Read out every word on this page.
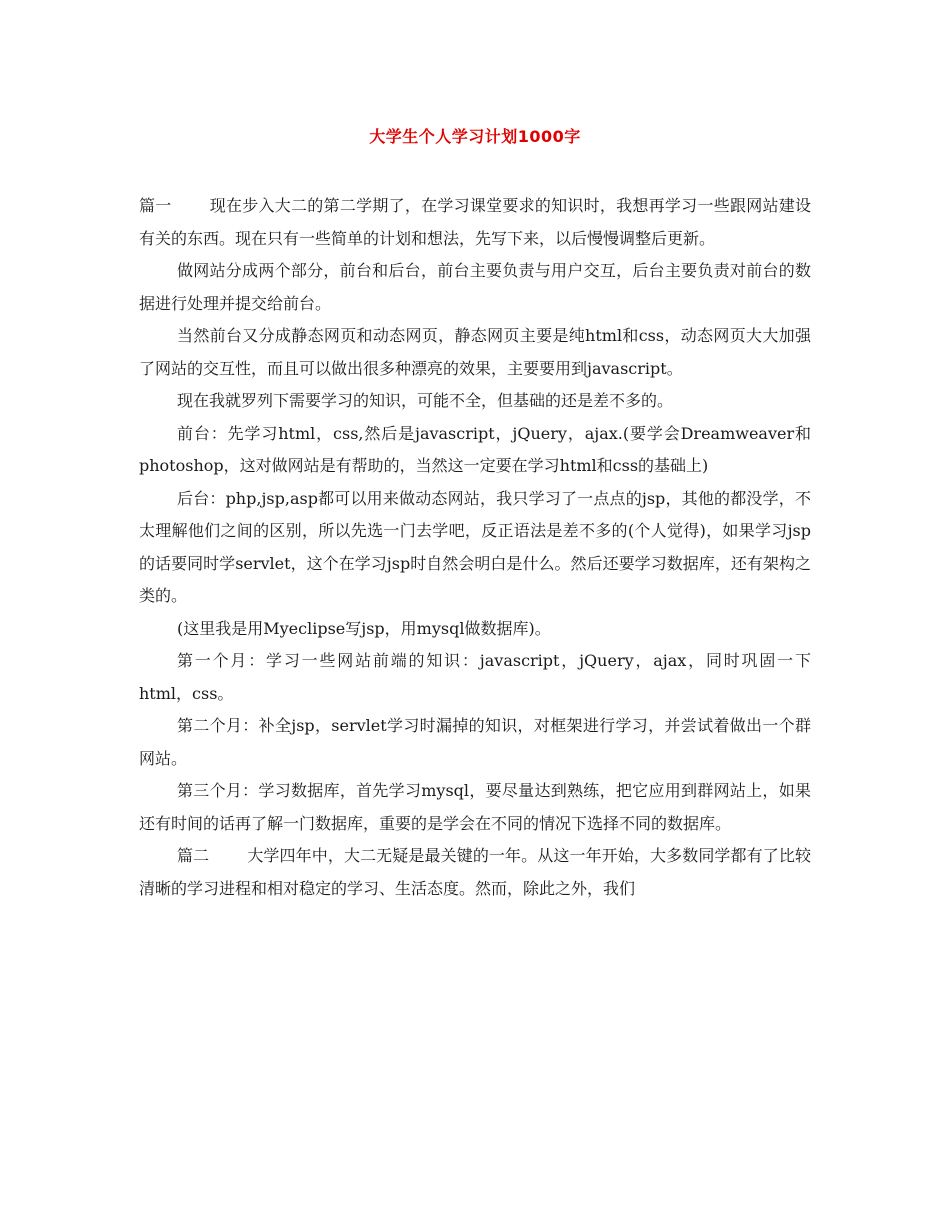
大学生个人学习计划1000字

篇一 现在步入大二的第二学期了，在学习课堂要求的知识时，我想再学习一些跟网站建设有关的东西。现在只有一些简单的计划和想法，先写下来，以后慢慢调整后更新。

做网站分成两个部分，前台和后台，前台主要负责与用户交互，后台主要负责对前台的数据进行处理并提交给前台。

当然前台又分成静态网页和动态网页，静态网页主要是纯html和css，动态网页大大加强了网站的交互性，而且可以做出很多种漂亮的效果，主要要用到javascript。

现在我就罗列下需要学习的知识，可能不全，但基础的还是差不多的。

前台：先学习html，css,然后是javascript，jQuery，ajax.(要学会Dreamweaver和photoshop，这对做网站是有帮助的，当然这一定要在学习html和css的基础上)

后台：php,jsp,asp都可以用来做动态网站，我只学习了一点点的jsp，其他的都没学，不太理解他们之间的区别，所以先选一门去学吧，反正语法是差不多的(个人觉得)，如果学习jsp的话要同时学servlet，这个在学习jsp时自然会明白是什么。然后还要学习数据库，还有架构之类的。

(这里我是用Myeclipse写jsp，用mysql做数据库)。

第一个月：学习一些网站前端的知识：javascript，jQuery，ajax，同时巩固一下html，css。

第二个月：补全jsp，servlet学习时漏掉的知识，对框架进行学习，并尝试着做出一个群网站。

第三个月：学习数据库，首先学习mysql，要尽量达到熟练，把它应用到群网站上，如果还有时间的话再了解一门数据库，重要的是学会在不同的情况下选择不同的数据库。

篇二 大学四年中，大二无疑是最关键的一年。从这一年开始，大多数同学都有了比较清晰的学习进程和相对稳定的学习、生活态度。然而，除此之外，我们
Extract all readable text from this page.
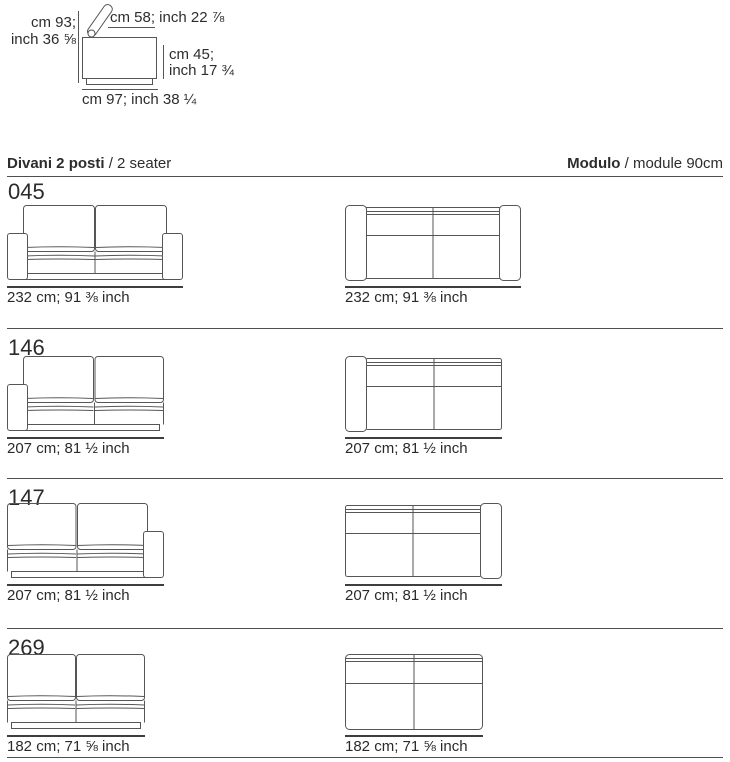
cm 93;
inch 36 ⅝
cm 58; inch 22 ⅞
cm 45;
inch 17 ¾
cm 97; inch 38 ¼
Divani 2 posti / 2 seater	Modulo / module 90cm
045
232 cm; 91 ⅜ inch	232 cm; 91 ⅜ inch
146
207 cm; 81 ½ inch	207 cm; 81 ½ inch
147
207 cm; 81 ½ inch	207 cm; 81 ½ inch
269
182 cm; 71 ⅝ inch	182 cm; 71 ⅝ inch
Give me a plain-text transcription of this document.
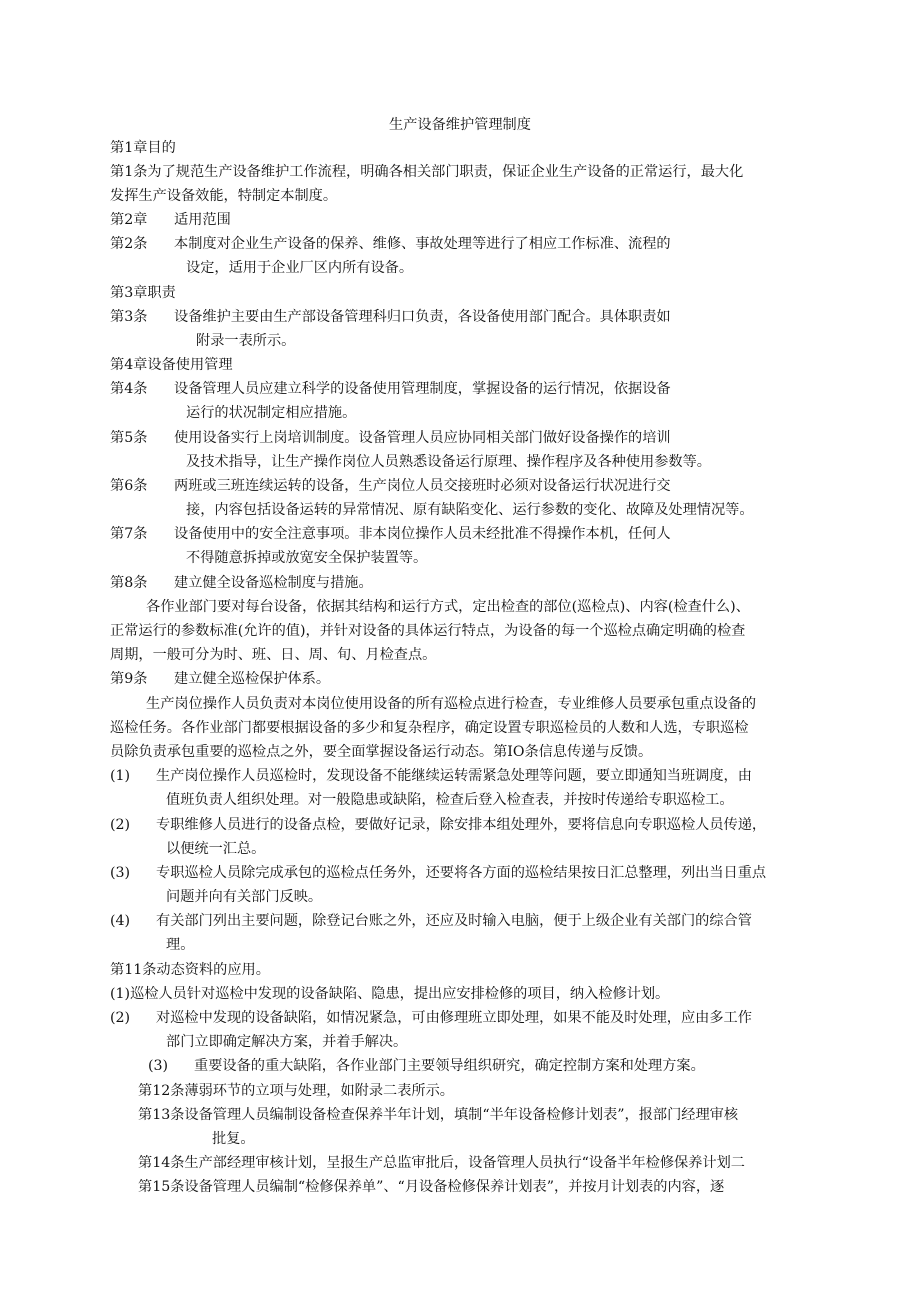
生产设备维护管理制度
第1章目的
第1条为了规范生产设备维护工作流程，明确各相关部门职责，保证企业生产设备的正常运行，最大化
发挥生产设备效能，特制定本制度。
第2章 适用范围
第2条 本制度对企业生产设备的保养、维修、事故处理等进行了相应工作标准、流程的
设定，适用于企业厂区内所有设备。
第3章职责
第3条 设备维护主要由生产部设备管理科归口负责，各设备使用部门配合。具体职责如
附录一表所示。
第4章设备使用管理
第4条 设备管理人员应建立科学的设备使用管理制度，掌握设备的运行情况，依据设备
运行的状况制定相应措施。
第5条 使用设备实行上岗培训制度。设备管理人员应协同相关部门做好设备操作的培训
及技术指导，让生产操作岗位人员熟悉设备运行原理、操作程序及各种使用参数等。
第6条 两班或三班连续运转的设备，生产岗位人员交接班时必须对设备运行状况进行交
接，内容包括设备运转的异常情况、原有缺陷变化、运行参数的变化、故障及处理情况等。
第7条 设备使用中的安全注意事项。非本岗位操作人员未经批准不得操作本机，任何人
不得随意拆掉或放宽安全保护装置等。
第8条 建立健全设备巡检制度与措施。
各作业部门要对每台设备，依据其结构和运行方式，定出检查的部位(巡检点)、内容(检查什么)、
正常运行的参数标准(允许的值)，并针对设备的具体运行特点，为设备的每一个巡检点确定明确的检查
周期，一般可分为时、班、日、周、旬、月检查点。
第9条 建立健全巡检保护体系。
生产岗位操作人员负责对本岗位使用设备的所有巡检点进行检查，专业维修人员要承包重点设备的
巡检任务。各作业部门都要根据设备的多少和复杂程序，确定设置专职巡检员的人数和人选，专职巡检
员除负责承包重要的巡检点之外，要全面掌握设备运行动态。第IO条信息传递与反馈。
(1) 生产岗位操作人员巡检时，发现设备不能继续运转需紧急处理等问题，要立即通知当班调度，由
值班负责人组织处理。对一般隐患或缺陷，检查后登入检查表，并按时传递给专职巡检工。
(2) 专职维修人员进行的设备点检，要做好记录，除安排本组处理外，要将信息向专职巡检人员传递，
以便统一汇总。
(3) 专职巡检人员除完成承包的巡检点任务外，还要将各方面的巡检结果按日汇总整理，列出当日重点
问题并向有关部门反映。
(4) 有关部门列出主要问题，除登记台账之外，还应及时输入电脑，便于上级企业有关部门的综合管
理。
第11条动态资料的应用。
(1)巡检人员针对巡检中发现的设备缺陷、隐患，提出应安排检修的项目，纳入检修计划。
(2) 对巡检中发现的设备缺陷，如情况紧急，可由修理班立即处理，如果不能及时处理，应由多工作
部门立即确定解决方案，并着手解决。
(3) 重要设备的重大缺陷，各作业部门主要领导组织研究，确定控制方案和处理方案。
第12条薄弱环节的立项与处理，如附录二表所示。
第13条设备管理人员编制设备检查保养半年计划，填制“半年设备检修计划表”，报部门经理审核
批复。
第14条生产部经理审核计划，呈报生产总监审批后，设备管理人员执行“设备半年检修保养计划二
第15条设备管理人员编制“检修保养单”、“月设备检修保养计划表”，并按月计划表的内容，逐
*****
JOB:
Find every line in the records above that contains the word "text", and copy each one.

WRITTEN REPLY:
Extract all readable text from this page.
Give me a plain-text transcription of this document.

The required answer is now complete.